* **PASSAGE SHOWN**:
────

Data Integrity in Supervision and Oversight
This year’s one critical finding in supervision and oversight indicates a failure to make appropriate safety data, records and documentation available. In last year’s report, supervision and oversight represented the largest proportion of critical findings, and “provision of complete and accurate information to national competent authorities” came in for a special mention from the MHRA.
Data integrity is essential in this area. There needs to be a failsafe mechanism in place that brings together all the data and documents related to the audit trails ‒ a real problem when up to 70 systems with 40 years’ of data are involved ‒ and make them available to the inspectors. Extending best practice to outsourced agencies is another difficulty, one that the MHRA report references.
Data Integrity and Pharmacological System Failures
In line with last year’s report, there was one critical system failure finding this year. The global pharmacovigilance system in question had failed to comply with EU and national legislation ‒ the report described this as a “serious breach”.

────

* **AVAILABLE DATA**:

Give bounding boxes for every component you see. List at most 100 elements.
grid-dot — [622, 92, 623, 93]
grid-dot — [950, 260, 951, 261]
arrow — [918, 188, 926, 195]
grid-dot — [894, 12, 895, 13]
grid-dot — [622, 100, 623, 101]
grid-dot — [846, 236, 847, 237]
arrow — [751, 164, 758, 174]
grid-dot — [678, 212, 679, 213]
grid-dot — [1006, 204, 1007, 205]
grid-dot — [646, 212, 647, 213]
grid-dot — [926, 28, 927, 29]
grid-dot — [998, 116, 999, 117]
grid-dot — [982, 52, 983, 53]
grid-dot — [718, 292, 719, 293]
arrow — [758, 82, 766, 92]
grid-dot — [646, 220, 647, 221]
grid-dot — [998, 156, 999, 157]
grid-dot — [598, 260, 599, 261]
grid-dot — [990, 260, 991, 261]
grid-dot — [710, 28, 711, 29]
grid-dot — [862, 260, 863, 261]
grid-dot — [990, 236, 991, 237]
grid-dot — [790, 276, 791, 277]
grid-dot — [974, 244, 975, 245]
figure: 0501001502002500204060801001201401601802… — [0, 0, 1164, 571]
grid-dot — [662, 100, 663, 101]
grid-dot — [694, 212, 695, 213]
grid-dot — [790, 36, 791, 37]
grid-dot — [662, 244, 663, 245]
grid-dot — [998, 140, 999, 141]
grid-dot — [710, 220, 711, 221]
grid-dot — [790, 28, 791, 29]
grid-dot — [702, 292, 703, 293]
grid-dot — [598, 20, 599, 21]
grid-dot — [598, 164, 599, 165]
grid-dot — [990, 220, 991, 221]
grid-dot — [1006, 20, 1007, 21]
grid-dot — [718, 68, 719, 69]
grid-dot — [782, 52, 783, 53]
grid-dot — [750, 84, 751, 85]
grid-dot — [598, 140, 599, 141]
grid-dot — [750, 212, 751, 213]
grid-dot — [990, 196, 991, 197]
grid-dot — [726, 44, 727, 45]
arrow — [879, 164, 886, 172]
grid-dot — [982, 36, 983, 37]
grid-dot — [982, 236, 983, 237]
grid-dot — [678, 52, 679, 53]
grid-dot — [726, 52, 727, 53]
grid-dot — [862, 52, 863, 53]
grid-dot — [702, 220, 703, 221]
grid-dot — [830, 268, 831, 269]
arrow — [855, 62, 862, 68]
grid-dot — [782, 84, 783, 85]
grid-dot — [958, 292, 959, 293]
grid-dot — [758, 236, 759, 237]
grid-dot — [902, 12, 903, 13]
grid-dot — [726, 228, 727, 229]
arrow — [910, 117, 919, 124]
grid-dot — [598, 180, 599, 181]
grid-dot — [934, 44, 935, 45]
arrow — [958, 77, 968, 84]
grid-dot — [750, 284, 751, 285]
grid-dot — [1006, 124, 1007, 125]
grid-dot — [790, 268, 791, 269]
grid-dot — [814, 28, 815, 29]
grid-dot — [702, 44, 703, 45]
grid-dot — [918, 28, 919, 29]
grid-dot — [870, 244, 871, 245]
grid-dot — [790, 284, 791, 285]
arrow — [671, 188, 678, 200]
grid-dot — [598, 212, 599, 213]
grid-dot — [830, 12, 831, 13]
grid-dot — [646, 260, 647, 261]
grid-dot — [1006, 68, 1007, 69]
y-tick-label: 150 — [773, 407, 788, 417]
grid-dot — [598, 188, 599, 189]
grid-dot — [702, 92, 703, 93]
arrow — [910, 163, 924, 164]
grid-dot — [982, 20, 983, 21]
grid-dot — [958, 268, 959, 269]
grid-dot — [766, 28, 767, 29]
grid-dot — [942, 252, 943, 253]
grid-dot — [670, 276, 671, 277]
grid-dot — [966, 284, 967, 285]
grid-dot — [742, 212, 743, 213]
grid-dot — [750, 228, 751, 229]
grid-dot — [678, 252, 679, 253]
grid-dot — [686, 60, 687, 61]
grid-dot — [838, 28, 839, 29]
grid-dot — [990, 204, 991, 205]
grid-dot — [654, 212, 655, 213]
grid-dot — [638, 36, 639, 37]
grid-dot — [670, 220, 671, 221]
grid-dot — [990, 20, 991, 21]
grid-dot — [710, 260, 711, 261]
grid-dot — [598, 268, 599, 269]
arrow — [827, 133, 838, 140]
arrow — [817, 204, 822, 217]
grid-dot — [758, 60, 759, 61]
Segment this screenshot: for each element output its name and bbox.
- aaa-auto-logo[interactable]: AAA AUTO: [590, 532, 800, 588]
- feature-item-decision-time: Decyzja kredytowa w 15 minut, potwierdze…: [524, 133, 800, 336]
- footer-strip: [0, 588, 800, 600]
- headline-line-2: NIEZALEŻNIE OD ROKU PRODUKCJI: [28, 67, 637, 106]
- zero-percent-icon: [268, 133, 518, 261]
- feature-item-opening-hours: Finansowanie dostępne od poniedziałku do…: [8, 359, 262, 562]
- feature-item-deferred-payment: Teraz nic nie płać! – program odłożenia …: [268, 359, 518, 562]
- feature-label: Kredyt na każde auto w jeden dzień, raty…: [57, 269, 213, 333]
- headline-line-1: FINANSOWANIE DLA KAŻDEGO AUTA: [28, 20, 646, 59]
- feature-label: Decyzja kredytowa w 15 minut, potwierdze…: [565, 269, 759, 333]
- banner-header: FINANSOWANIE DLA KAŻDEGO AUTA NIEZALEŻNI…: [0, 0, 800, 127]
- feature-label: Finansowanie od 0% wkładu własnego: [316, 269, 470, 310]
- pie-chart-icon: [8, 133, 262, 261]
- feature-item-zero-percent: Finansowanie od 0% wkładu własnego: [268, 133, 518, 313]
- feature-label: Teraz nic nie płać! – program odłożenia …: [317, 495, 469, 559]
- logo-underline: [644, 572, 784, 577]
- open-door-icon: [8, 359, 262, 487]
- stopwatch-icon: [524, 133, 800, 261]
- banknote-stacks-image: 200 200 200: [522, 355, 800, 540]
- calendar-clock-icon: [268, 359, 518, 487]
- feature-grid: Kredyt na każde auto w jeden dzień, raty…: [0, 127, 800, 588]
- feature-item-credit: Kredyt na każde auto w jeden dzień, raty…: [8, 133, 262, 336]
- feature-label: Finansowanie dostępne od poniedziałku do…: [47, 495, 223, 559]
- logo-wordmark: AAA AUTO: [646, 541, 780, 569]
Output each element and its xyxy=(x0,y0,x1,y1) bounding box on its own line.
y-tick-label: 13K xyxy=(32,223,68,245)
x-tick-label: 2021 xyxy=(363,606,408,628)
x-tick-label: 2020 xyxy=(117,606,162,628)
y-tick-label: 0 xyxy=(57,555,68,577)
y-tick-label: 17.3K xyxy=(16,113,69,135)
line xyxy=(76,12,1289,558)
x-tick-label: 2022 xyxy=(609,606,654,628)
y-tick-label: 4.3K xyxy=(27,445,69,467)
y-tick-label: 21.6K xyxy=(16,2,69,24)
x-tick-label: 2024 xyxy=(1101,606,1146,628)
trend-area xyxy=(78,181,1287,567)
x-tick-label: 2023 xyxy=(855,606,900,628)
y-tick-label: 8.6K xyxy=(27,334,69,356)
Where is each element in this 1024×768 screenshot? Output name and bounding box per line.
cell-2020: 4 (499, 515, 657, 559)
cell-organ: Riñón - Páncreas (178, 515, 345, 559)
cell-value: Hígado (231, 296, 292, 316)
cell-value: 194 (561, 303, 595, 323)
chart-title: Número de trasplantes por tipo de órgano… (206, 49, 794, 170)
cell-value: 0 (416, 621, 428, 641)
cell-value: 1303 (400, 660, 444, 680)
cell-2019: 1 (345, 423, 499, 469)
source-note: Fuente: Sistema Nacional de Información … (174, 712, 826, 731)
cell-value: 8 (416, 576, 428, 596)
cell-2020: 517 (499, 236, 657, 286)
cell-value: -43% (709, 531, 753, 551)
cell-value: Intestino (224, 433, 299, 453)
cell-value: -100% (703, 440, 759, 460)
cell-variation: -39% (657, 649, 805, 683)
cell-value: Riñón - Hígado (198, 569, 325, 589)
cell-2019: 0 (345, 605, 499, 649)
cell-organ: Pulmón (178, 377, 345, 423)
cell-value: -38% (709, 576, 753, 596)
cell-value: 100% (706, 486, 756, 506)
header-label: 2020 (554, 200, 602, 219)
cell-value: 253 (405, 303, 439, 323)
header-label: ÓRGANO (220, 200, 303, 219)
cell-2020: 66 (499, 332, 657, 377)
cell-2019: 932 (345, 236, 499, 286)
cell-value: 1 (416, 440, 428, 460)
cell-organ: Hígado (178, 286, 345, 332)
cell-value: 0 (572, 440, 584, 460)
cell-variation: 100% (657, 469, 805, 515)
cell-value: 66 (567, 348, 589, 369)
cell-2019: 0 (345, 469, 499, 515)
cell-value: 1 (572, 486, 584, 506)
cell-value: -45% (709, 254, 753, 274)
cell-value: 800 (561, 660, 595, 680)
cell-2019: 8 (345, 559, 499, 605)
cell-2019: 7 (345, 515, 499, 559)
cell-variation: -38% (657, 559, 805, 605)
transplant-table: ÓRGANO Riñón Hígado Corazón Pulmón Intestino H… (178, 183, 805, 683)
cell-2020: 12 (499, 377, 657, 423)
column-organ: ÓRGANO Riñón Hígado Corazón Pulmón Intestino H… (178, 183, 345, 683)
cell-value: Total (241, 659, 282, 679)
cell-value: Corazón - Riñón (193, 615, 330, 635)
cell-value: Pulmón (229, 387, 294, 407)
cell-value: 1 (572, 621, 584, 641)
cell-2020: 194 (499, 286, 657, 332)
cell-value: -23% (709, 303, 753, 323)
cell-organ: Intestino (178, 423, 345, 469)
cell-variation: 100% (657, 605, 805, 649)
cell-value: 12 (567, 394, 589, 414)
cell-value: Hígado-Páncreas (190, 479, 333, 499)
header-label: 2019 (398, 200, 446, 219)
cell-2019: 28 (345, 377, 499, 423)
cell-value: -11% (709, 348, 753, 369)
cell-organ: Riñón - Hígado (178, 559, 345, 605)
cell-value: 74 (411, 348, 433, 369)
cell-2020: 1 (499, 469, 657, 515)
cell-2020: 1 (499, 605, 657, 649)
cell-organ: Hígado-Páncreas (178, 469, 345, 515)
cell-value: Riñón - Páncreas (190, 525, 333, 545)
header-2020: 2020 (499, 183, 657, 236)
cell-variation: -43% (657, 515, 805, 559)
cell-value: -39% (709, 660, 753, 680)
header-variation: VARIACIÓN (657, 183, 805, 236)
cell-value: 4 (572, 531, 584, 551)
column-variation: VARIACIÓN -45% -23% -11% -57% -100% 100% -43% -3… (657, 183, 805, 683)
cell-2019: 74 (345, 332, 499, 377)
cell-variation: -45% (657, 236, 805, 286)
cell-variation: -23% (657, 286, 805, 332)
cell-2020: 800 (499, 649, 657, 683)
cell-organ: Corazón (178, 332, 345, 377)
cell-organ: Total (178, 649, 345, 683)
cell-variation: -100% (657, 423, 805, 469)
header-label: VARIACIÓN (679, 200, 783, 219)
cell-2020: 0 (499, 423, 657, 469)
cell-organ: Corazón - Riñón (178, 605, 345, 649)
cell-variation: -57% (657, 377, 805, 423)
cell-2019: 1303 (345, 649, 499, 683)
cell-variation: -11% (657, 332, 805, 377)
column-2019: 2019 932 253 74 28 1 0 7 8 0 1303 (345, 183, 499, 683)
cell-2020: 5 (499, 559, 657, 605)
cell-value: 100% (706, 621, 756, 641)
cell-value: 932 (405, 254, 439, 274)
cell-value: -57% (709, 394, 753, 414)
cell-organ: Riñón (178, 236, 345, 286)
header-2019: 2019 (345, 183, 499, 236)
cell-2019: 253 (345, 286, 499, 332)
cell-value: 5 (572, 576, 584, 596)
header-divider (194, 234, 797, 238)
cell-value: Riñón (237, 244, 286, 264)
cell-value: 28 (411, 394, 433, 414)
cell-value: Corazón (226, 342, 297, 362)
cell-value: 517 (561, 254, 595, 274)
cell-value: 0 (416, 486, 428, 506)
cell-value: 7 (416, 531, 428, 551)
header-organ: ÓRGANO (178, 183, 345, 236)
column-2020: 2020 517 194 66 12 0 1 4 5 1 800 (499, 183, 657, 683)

────

* **EXERCISE TASKS**:
a. Decide whether each statement agrees with the data integrity passage. Answer yes or no for each and quote the words that settle it.
(i) Last year's report found that supervision and oversight accounted for the largest proportion of critical findings.
(ii) This year there were two critical system failure findings.
(iii) The report called the global pharmacovigilance system's failure a "minor breach."
b. Reproduce the part of the data integrity passage that opens with the words containing "Data Integrity in" and closes with "from the MHRA.".
The records have no connection to the data integrity passage.

* **EXERCISE RESULTS**:
a.
(i) Yes: "In last year’s report, supervision and oversight represented the largest proportion of critical findings"
(ii) No: "there was one critical system failure finding this year"
(iii) No: "the report described this as a “serious breach”"

b.
Data Integrity in Supervision and Oversight
This year’s one critical finding in supervision and oversight indicates a failure to make appropriate safety data, records and documentation available. In last year’s report, supervision and oversight represented the largest proportion of critical findings, and “provision of complete and accurate information to national competent authorities” came in for a special mention from the MHRA.